| Direction |
Omit every image, and transcribe the remaining entries exactly as given.

| Records shown |
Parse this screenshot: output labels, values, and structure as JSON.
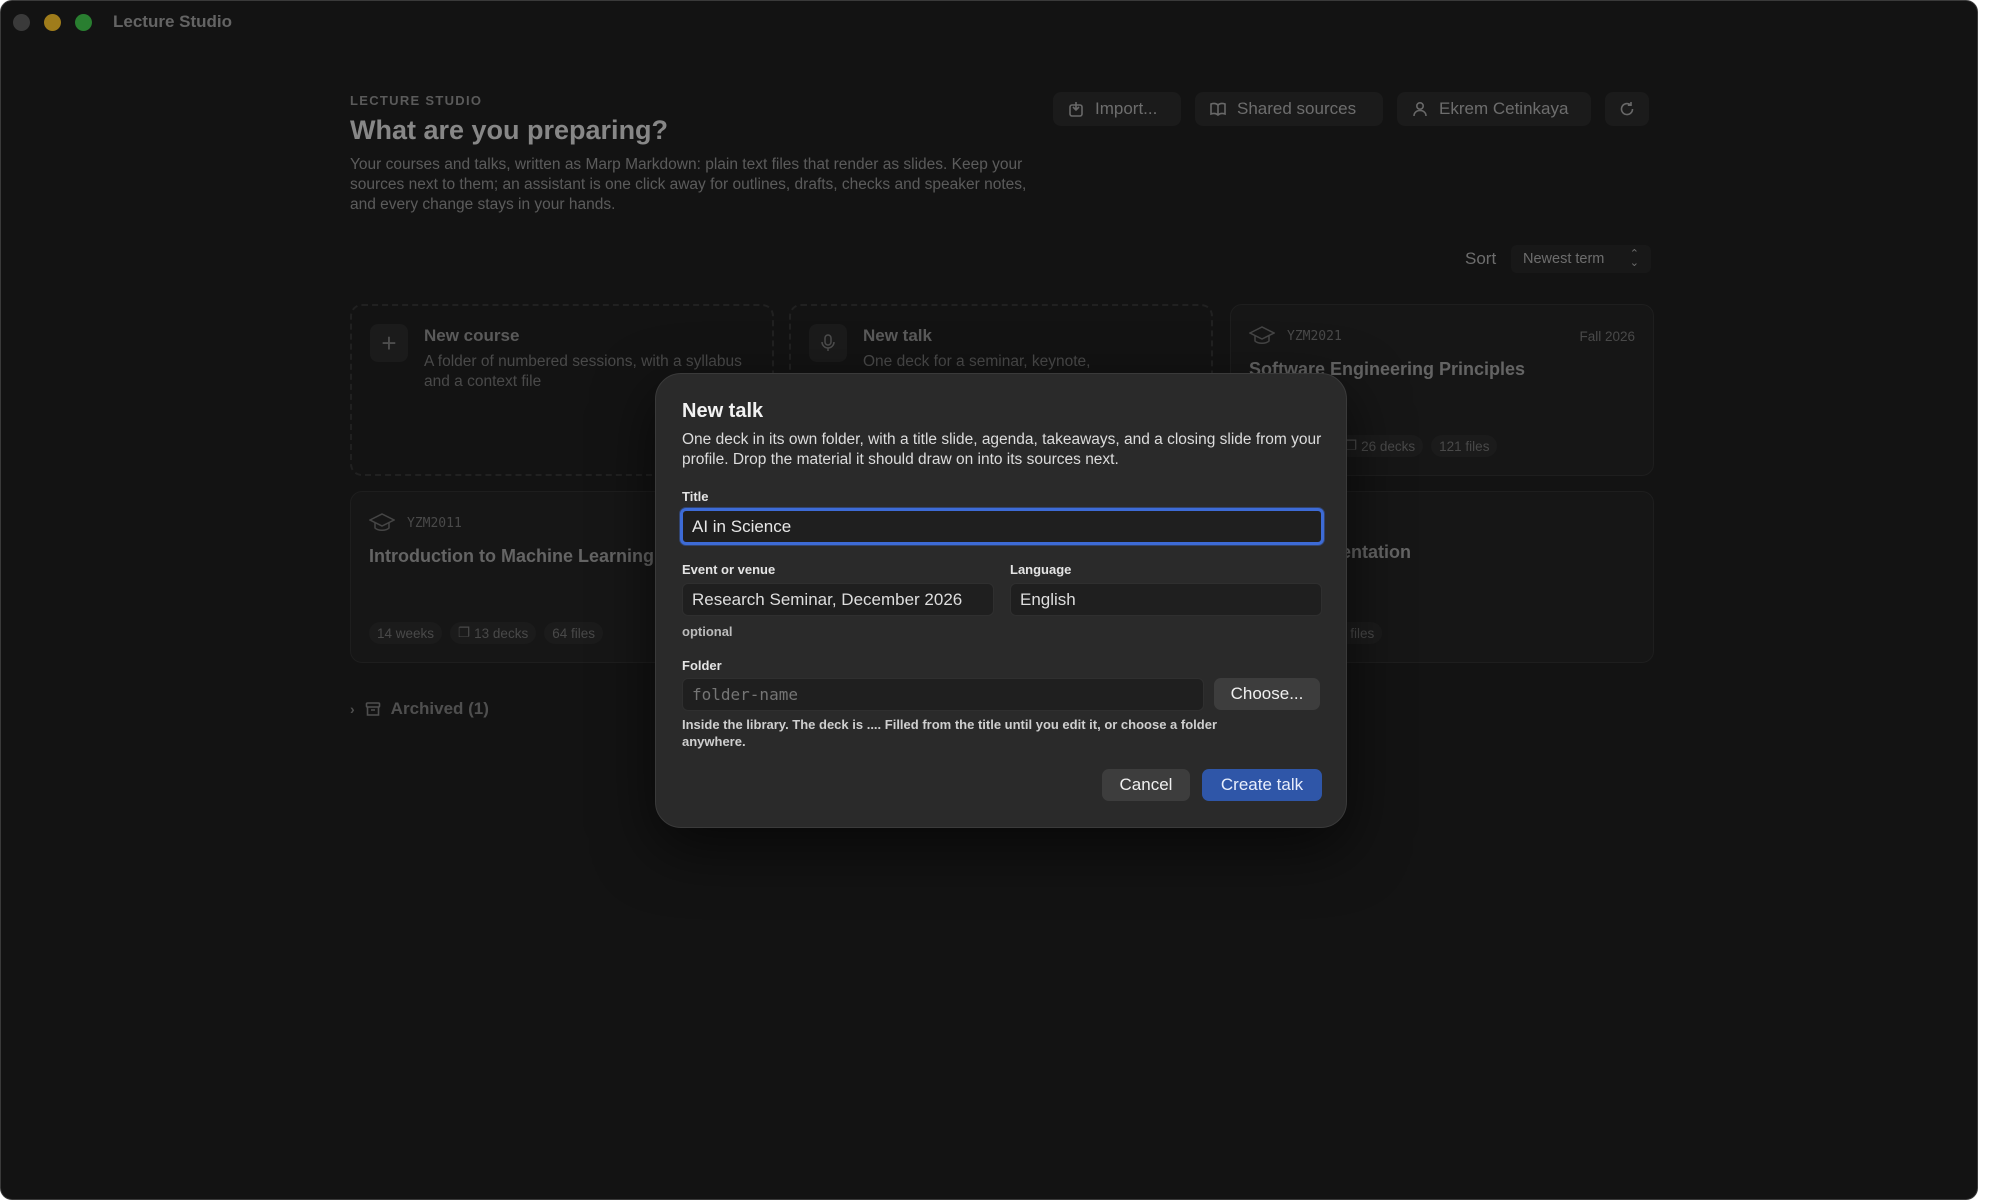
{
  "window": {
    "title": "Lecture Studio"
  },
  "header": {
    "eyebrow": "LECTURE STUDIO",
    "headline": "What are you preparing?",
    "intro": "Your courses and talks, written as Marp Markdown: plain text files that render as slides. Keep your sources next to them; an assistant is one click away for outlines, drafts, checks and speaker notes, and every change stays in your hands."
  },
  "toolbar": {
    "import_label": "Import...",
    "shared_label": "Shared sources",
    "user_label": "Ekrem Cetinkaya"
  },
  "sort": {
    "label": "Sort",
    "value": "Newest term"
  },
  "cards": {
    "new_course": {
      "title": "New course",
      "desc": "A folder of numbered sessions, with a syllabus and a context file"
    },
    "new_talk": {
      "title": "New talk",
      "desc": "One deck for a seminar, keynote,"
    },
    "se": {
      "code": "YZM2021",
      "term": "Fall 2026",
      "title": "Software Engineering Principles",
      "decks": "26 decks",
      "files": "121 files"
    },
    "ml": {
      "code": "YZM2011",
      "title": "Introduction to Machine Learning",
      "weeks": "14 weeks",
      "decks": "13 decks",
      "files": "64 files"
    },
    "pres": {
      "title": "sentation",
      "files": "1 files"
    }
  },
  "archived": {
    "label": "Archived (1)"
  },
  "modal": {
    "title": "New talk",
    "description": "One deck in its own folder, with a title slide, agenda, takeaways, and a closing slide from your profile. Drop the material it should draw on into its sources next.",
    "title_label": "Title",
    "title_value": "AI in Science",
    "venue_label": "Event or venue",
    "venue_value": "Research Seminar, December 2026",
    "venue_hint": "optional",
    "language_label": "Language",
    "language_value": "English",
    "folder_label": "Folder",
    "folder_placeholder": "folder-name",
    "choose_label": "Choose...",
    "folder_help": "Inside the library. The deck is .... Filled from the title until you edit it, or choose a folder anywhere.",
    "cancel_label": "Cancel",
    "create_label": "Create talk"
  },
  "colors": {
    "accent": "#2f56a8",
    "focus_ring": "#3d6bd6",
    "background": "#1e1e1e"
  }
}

| Task solution |
Parse this screenshot: output labels, values, and structure as JSON.
{
  "window": {
    "title": "Lecture Studio"
  },
  "header": {
    "eyebrow": "LECTURE STUDIO",
    "headline": "What are you preparing?",
    "intro": "Your courses and talks, written as Marp Markdown: plain text files that render as slides. Keep your sources next to them; an assistant is one click away for outlines, drafts, checks and speaker notes, and every change stays in your hands."
  },
  "toolbar": {
    "import_label": "Import...",
    "shared_label": "Shared sources",
    "user_label": "Ekrem Cetinkaya"
  },
  "sort": {
    "label": "Sort",
    "value": "Newest term"
  },
  "cards": {
    "new_course": {
      "title": "New course",
      "desc": "A folder of numbered sessions, with a syllabus and a context file"
    },
    "new_talk": {
      "title": "New talk",
      "desc": "One deck for a seminar, keynote,"
    },
    "se": {
      "code": "YZM2021",
      "term": "Fall 2026",
      "title": "Software Engineering Principles",
      "decks": "26 decks",
      "files": "121 files"
    },
    "ml": {
      "code": "YZM2011",
      "title": "Introduction to Machine Learning",
      "weeks": "14 weeks",
      "decks": "13 decks",
      "files": "64 files"
    },
    "pres": {
      "title": "sentation",
      "files": "1 files"
    }
  },
  "archived": {
    "label": "Archived (1)"
  },
  "modal": {
    "title": "New talk",
    "description": "One deck in its own folder, with a title slide, agenda, takeaways, and a closing slide from your profile. Drop the material it should draw on into its sources next.",
    "title_label": "Title",
    "title_value": "AI in Science",
    "venue_label": "Event or venue",
    "venue_value": "Research Seminar, December 2026",
    "venue_hint": "optional",
    "language_label": "Language",
    "language_value": "English",
    "folder_label": "Folder",
    "folder_placeholder": "folder-name",
    "choose_label": "Choose...",
    "folder_help": "Inside the library. The deck is .... Filled from the title until you edit it, or choose a folder anywhere.",
    "cancel_label": "Cancel",
    "create_label": "Create talk"
  },
  "colors": {
    "accent": "#2f56a8",
    "focus_ring": "#3d6bd6",
    "background": "#1e1e1e"
  }
}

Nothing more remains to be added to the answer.